WRITTEN INSTRUCTION 1: From the loan excerpt below, list every distinct date it mentions, including month-and-year references.
WRITTEN INSTRUCTION 2: In the loan excerpt below, on what date will the Loans mature?
WRITTEN INSTRUCTION 3: Write a continuation of the loan excerpt below, starting after its final sentence.

Drawdown. The Loans were fully drawn on
May 2, 2008 and deposited in an aircraft purchase escrow
account. The
Loan with respect to each Aircraft will be released from escrow upon satisfaction of certain conditions
precedent and transfer of
an aircraft-owning entity
holding title to such
Aircraft to the relevant Borrower. If the transfer of any of
the Aircraft is not completed on or prior to October 29, 2008, then the Loan for
such Aircraft will be
withdrawn from the aircraft purchase escrow account, and such Loan plus an additional 10% in funds
to be provided by the Borrower, shall be applied to reduce the outstanding
principal balance of the Loans. Aircastle expects to
complete the transfer of
all of the Aircraft on or prior to October 29, 2008.
Maturity
Date. The Loans will mature on May 2, 2015.
Cash
Flow
and Amortization. We have generally retained the right to receive future
cash flows from Portfolio No. 3 after the payment of claims that are senior to
our rights (“Excess Cash Flow”), including but not limited to payment
of expenses related to the Aircraft, fees of administration and fees and
expenses of service providers, interest and principal on the Loans,
amounts owed to interest
rate hedge providers and amounts, if any, owing to the liquidity provider for
previously unreimbursed advances.
We are entitled to receive Excess Cash Flow from Portfolio No. 3 until May 2, 2013, provided that the Borrowers remain
in compliance with their
obligations under the ACS 2008-1 Credit Agreement and related
documents. After that date, all Excess Cash Flow will be applied to
the prepayment of the principal balance of the Loans. We expect to refinance the
Loans on or before May 2,
2013.
The
$786.1 million aggregate amount of the Loans represents approximately 65% of the
current market half-life appraised value of Portfolio No.3, pursuant to an
appraisal conducted by an appraiser as of January 2008, and scheduled principal
amortization on the Loans during
the first
five years will
equal approximately $49 million per year.
After May 2, 2009, if the debt service
coverage ratio in two consecutive months falls below 1.32 or if the loan to
value ratio exceeds 75%, then Excess Cash Flow from Portfolio No. 3 will be applied to the prepayment of the principal balance of the Loans
until such time as the debt
service coverage ratio exceeds 1.32 and the loan to value ratio falls below
75%. The “value” of Portfolio No. 3 will be determined
by annual appraisals, using
the lower of maintenance adjusted current market value and maintenance adjusted
base value, and such
“value” will reduce by 0.50% per month between
appraisals.

PROVIDED MATERIAL:
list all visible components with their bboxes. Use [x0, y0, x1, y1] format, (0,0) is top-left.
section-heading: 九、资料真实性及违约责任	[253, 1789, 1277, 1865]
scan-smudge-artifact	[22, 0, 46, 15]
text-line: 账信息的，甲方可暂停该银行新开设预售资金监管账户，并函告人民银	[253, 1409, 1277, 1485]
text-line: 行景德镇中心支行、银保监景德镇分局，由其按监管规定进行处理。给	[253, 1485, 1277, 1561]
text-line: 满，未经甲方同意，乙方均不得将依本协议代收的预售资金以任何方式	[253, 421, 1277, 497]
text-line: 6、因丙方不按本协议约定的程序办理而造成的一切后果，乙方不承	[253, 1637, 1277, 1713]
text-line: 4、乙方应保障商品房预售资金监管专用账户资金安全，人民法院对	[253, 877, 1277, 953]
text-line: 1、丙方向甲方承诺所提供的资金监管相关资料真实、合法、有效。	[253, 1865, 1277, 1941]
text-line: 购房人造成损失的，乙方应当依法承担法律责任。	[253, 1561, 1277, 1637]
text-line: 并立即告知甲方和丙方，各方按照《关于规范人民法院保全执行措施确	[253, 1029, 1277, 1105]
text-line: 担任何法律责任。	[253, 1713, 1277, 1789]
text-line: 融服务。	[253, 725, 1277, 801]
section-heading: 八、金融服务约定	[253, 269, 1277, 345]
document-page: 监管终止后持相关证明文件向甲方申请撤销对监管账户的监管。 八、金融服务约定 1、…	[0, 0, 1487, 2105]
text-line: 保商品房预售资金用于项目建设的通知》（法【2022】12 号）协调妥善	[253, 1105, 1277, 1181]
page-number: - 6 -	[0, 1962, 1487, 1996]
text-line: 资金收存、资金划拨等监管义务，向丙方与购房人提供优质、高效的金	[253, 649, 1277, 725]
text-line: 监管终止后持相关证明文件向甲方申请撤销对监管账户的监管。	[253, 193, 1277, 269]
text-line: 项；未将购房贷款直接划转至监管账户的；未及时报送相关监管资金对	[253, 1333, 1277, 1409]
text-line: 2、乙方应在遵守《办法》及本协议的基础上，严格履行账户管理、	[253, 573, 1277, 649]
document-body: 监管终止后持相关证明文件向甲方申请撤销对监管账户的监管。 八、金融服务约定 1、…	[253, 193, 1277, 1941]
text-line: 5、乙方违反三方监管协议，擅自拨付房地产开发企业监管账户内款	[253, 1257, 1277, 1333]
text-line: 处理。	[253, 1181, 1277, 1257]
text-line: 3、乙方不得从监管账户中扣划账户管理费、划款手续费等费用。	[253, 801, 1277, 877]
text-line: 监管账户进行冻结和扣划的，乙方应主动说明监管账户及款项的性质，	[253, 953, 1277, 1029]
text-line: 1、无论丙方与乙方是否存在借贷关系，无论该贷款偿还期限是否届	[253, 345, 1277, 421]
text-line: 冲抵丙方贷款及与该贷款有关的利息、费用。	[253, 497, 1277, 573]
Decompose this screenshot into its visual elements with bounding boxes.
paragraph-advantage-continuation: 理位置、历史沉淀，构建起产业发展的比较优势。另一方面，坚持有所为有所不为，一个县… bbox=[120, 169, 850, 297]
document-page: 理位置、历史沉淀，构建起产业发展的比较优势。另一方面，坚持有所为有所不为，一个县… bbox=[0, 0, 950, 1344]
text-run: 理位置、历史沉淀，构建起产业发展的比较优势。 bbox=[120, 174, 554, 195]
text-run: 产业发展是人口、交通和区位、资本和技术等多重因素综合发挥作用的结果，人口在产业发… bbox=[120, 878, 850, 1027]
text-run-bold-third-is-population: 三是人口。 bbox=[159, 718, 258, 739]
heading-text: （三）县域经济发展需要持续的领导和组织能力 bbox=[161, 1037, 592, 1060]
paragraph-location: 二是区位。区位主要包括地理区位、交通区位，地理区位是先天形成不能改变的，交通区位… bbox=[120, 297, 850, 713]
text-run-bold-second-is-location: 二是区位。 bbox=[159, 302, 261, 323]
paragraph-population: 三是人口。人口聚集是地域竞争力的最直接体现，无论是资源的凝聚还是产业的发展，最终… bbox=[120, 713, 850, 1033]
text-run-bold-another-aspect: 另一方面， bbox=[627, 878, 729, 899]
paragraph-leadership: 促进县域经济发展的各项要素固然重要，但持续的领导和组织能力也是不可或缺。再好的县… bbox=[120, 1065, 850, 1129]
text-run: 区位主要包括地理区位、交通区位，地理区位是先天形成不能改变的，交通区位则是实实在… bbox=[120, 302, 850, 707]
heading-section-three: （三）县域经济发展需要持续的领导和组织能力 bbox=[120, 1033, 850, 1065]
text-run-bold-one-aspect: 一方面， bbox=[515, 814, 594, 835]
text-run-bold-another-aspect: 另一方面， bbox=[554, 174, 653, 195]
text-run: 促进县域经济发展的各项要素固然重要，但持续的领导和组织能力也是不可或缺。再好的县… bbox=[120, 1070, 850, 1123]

FINAL RESULT 1:
- May 2, 2008
- October 29, 2008
- May 2, 2015
- May 2, 2013
- January 2008
- May 2, 2009

FINAL RESULT 2: May 2, 2015.

FINAL RESULT 3:
Interest
Rate
and Fees. Borrowings under the ACS 2008-1 Credit Agreement bear interest, generally, at 1.75% per annum over one-month LIBOR. The Borrowers will enter into interest
rate hedging arrangements with respect to all or a substantial portion of the
principal balance of the Loans in order to effectively pay interest at
a fixed rate on all or a
substantial portion of the Loans. The obligations of the Borrowers under
these hedging arrangements will be secured pari
passu with the lenders and,
accordingly, we do not expect that the Borrowers will be obliged to pledge cash
collateral to secure any
loss in value should interest rates fall. At the time the Borrowers enter into
these interest rate hedging arrangements, we expect to terminate certain of our existing interest rate
hedging contracts, and to pay termination fees in accordance with
the terms of these existing
interest rate hedging contracts.
We estimate that our aggregate up-front
costs, including fees payable to the JLAs and legal and professional service
fees but excluding termination fees on our interest rate hedging contracts,
will equal
approximately
$16.5 million.
Prepayment. The Loans may be prepaid upon notice, subject to
certain conditions and to
the payment of expenses, if any, and subject to the payment of a
prepayment penalty equal to 1.0% of the amount prepaid prior to May 2, 2009 and 0.50% of the amount prepaid
thereafter until May 2,
2010. No penalty is payable on amounts prepaid
after May 2, 2010.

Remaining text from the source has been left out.